▶ **DATA PROVIDED**:
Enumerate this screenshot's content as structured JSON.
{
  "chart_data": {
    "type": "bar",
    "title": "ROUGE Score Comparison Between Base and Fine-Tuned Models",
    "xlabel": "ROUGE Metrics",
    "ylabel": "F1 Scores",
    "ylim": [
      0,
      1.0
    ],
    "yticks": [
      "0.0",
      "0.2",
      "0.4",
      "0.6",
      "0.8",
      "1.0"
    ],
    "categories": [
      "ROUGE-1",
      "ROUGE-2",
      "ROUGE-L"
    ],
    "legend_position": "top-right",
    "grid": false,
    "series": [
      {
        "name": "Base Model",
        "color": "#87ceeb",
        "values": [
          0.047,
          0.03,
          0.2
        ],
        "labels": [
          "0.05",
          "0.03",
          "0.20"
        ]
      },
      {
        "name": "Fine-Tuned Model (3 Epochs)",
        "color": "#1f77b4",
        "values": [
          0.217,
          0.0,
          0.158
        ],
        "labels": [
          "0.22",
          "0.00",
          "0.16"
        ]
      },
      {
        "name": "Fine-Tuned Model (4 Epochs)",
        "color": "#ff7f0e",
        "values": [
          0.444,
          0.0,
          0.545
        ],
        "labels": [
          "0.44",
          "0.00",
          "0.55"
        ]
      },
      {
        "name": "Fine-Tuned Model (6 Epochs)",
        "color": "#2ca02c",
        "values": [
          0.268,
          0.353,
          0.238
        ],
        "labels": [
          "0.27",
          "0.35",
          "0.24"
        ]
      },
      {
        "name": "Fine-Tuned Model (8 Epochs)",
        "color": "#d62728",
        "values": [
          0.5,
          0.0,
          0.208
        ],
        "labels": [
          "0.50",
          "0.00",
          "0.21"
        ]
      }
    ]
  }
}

▶ **GIVEN INSTRUCTION**:
Lines that include the word "Tuned" are to be extracted from the data above.

▶ **WRITTEN ANSWER**:
    "title": "ROUGE Score Comparison Between Base and Fine-Tuned Models",
        "name": "Fine-Tuned Model (3 Epochs)",
        "name": "Fine-Tuned Model (4 Epochs)",
        "name": "Fine-Tuned Model (6 Epochs)",
        "name": "Fine-Tuned Model (8 Epochs)",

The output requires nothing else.